### WHAT THIS TASK INVOLVES
Report each line of the data that includes the word "Ophiotrix".

>> BEGIN DATA SECTION

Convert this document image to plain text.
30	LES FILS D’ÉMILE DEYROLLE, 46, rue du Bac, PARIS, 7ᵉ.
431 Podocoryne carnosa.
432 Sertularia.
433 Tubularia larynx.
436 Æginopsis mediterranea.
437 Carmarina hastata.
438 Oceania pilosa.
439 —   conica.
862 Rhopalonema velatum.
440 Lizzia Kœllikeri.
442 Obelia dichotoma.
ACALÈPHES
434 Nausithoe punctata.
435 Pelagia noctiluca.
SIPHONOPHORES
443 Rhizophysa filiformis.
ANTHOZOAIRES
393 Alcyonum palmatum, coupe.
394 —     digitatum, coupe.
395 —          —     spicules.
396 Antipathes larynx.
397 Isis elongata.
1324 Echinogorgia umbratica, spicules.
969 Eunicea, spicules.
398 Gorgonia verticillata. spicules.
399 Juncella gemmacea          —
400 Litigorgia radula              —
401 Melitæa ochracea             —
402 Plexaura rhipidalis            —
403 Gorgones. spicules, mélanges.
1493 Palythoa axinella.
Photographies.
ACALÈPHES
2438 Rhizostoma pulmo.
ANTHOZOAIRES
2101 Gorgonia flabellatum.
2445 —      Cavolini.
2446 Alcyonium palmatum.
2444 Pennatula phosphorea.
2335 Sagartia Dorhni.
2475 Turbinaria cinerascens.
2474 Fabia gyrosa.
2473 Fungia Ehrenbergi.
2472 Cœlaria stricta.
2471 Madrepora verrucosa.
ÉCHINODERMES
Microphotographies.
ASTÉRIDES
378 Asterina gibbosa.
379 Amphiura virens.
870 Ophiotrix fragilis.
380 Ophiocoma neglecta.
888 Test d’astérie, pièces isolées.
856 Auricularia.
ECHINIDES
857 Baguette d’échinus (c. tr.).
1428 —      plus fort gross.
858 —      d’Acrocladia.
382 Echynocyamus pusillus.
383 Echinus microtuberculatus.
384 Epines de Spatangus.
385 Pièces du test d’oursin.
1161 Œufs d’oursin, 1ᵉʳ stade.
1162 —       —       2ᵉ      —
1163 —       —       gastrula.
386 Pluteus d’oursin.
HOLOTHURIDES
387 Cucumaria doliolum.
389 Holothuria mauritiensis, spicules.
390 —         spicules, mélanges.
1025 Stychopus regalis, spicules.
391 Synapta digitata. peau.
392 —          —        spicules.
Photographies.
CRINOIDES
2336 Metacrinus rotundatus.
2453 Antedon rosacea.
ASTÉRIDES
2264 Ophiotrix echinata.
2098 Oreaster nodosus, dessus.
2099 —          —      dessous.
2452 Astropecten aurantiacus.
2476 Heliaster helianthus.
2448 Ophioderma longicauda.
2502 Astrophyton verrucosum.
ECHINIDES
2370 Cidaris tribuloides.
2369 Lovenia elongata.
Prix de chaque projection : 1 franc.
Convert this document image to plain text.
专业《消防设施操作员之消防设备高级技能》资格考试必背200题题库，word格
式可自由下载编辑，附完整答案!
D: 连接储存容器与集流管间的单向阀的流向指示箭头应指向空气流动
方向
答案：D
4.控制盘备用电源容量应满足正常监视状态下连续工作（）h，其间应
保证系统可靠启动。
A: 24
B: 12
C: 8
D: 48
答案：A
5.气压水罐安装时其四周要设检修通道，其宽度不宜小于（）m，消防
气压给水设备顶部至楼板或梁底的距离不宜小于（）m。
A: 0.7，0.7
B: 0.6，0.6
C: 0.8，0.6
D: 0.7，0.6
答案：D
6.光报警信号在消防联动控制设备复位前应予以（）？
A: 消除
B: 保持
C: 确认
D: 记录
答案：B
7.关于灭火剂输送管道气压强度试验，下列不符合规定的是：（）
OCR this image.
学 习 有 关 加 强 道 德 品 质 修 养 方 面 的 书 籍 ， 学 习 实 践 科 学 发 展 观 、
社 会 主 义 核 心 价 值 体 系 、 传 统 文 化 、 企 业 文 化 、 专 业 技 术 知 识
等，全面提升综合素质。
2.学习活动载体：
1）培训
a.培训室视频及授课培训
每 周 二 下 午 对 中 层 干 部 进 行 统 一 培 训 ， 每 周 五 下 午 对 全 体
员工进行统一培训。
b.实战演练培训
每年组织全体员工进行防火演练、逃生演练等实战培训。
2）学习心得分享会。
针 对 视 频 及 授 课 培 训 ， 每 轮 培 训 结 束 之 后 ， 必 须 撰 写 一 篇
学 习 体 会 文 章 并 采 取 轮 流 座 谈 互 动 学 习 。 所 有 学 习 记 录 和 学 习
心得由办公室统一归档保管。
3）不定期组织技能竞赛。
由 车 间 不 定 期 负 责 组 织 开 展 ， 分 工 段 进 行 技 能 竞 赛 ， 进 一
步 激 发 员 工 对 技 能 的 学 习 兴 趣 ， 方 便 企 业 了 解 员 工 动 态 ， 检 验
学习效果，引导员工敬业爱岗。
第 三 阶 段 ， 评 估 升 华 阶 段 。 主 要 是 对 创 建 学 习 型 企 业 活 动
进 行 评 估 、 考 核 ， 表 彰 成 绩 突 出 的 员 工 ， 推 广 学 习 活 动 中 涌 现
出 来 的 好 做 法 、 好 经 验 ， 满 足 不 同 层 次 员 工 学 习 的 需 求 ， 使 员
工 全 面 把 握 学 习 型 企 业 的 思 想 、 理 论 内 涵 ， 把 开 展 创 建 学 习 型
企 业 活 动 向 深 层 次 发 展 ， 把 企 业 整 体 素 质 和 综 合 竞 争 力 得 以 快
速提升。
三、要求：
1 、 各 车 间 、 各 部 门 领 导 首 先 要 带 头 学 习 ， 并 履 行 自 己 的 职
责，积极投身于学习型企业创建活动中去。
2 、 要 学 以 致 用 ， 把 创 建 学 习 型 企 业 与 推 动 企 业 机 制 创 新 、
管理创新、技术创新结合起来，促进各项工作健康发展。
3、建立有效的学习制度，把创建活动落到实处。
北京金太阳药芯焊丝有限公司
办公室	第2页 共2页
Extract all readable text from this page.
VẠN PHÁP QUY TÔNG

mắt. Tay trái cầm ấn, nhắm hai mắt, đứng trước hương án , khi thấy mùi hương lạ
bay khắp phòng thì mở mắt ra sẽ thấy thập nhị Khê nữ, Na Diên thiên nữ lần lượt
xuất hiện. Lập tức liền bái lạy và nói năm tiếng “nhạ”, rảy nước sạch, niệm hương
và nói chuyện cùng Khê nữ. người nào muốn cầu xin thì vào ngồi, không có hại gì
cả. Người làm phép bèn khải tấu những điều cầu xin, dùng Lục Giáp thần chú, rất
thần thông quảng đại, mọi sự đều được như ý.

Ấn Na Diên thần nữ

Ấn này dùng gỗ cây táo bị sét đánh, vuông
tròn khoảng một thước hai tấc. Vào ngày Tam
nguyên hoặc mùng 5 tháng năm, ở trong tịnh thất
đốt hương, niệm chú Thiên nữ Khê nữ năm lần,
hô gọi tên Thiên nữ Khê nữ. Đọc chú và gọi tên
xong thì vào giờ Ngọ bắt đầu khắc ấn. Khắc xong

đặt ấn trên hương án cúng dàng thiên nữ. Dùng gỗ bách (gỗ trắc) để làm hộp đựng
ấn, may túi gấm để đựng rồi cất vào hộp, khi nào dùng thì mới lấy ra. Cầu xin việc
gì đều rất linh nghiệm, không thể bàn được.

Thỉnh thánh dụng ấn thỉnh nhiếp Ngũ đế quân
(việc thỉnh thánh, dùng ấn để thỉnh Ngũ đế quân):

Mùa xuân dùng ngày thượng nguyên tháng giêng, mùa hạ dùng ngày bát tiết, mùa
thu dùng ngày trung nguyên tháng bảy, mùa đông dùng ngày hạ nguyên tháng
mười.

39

>> END DATA SECTION

### FINAL ANSWER
870 Ophiotrix fragilis.
2264 Ophiotrix echinata.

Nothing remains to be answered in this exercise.